#### What the task requires:
Each entry below is to be extracted exactly.

Entries with figure data:

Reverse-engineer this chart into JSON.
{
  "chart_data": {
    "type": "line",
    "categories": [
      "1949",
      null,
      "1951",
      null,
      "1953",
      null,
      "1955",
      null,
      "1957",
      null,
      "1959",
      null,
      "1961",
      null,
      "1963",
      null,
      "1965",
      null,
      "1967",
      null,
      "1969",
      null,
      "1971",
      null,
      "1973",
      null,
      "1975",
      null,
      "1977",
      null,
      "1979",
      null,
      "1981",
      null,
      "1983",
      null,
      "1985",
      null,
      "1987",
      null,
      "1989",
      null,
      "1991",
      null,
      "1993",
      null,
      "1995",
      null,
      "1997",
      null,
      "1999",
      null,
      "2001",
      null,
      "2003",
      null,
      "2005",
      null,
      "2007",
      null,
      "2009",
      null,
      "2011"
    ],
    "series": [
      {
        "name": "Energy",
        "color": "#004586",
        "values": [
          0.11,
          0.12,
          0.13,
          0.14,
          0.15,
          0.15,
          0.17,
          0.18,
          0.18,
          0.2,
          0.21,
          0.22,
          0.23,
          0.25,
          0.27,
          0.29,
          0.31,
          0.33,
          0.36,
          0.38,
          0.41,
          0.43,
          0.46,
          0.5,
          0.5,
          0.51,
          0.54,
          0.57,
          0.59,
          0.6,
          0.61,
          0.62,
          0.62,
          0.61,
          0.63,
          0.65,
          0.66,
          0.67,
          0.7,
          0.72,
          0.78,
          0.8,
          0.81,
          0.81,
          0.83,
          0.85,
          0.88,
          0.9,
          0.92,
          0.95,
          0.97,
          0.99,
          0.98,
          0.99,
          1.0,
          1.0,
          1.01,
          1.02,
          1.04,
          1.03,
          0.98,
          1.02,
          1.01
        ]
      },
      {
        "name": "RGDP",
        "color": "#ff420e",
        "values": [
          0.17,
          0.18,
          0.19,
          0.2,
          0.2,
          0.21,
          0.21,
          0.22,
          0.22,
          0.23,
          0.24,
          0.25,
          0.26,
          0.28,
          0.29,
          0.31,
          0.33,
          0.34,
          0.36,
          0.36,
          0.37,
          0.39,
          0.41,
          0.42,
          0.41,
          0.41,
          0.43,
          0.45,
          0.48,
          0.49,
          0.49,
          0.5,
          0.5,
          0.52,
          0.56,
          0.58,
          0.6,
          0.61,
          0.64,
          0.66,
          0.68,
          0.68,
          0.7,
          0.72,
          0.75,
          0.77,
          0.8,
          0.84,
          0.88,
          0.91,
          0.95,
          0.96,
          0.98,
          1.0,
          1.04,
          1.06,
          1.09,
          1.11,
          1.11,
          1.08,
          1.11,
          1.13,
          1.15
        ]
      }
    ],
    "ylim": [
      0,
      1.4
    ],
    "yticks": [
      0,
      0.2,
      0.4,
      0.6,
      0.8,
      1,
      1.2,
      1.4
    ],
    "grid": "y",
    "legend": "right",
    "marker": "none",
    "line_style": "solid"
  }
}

#### In response:
Reverse-engineer this chart into JSON.
{
  "chart_data": {
    "type": "line",
    "categories": [
      "1949",
      null,
      "1951",
      null,
      "1953",
      null,
      "1955",
      null,
      "1957",
      null,
      "1959",
      null,
      "1961",
      null,
      "1963",
      null,
      "1965",
      null,
      "1967",
      null,
      "1969",
      null,
      "1971",
      null,
      "1973",
      null,
      "1975",
      null,
      "1977",
      null,
      "1979",
      null,
      "1981",
      null,
      "1983",
      null,
      "1985",
      null,
      "1987",
      null,
      "1989",
      null,
      "1991",
      null,
      "1993",
      null,
      "1995",
      null,
      "1997",
      null,
      "1999",
      null,
      "2001",
      null,
      "2003",
      null,
      "2005",
      null,
      "2007",
      null,
      "2009",
      null,
      "2011"
    ],
    "series": [
      {
        "name": "Energy",
        "color": "#004586",
        "values": [
          0.11,
          0.12,
          0.13,
          0.14,
          0.15,
          0.15,
          0.17,
          0.18,
          0.18,
          0.2,
          0.21,
          0.22,
          0.23,
          0.25,
          0.27,
          0.29,
          0.31,
          0.33,
          0.36,
          0.38,
          0.41,
          0.43,
          0.46,
          0.5,
          0.5,
          0.51,
          0.54,
          0.57,
          0.59,
          0.6,
          0.61,
          0.62,
          0.62,
          0.61,
          0.63,
          0.65,
          0.66,
          0.67,
          0.7,
          0.72,
          0.78,
          0.8,
          0.81,
          0.81,
          0.83,
          0.85,
          0.88,
          0.9,
          0.92,
          0.95,
          0.97,
          0.99,
          0.98,
          0.99,
          1.0,
          1.0,
          1.01,
          1.02,
          1.04,
          1.03,
          0.98,
          1.02,
          1.01
        ]
      },
      {
        "name": "RGDP",
        "color": "#ff420e",
        "values": [
          0.17,
          0.18,
          0.19,
          0.2,
          0.2,
          0.21,
          0.21,
          0.22,
          0.22,
          0.23,
          0.24,
          0.25,
          0.26,
          0.28,
          0.29,
          0.31,
          0.33,
          0.34,
          0.36,
          0.36,
          0.37,
          0.39,
          0.41,
          0.42,
          0.41,
          0.41,
          0.43,
          0.45,
          0.48,
          0.49,
          0.49,
          0.5,
          0.5,
          0.52,
          0.56,
          0.58,
          0.6,
          0.61,
          0.64,
          0.66,
          0.68,
          0.68,
          0.7,
          0.72,
          0.75,
          0.77,
          0.8,
          0.84,
          0.88,
          0.91,
          0.95,
          0.96,
          0.98,
          1.0,
          1.04,
          1.06,
          1.09,
          1.11,
          1.11,
          1.08,
          1.11,
          1.13,
          1.15
        ]
      }
    ],
    "ylim": [
      0,
      1.4
    ],
    "yticks": [
      0,
      0.2,
      0.4,
      0.6,
      0.8,
      1,
      1.2,
      1.4
    ],
    "grid": "y",
    "legend": "right",
    "marker": "none",
    "line_style": "solid"
  }
}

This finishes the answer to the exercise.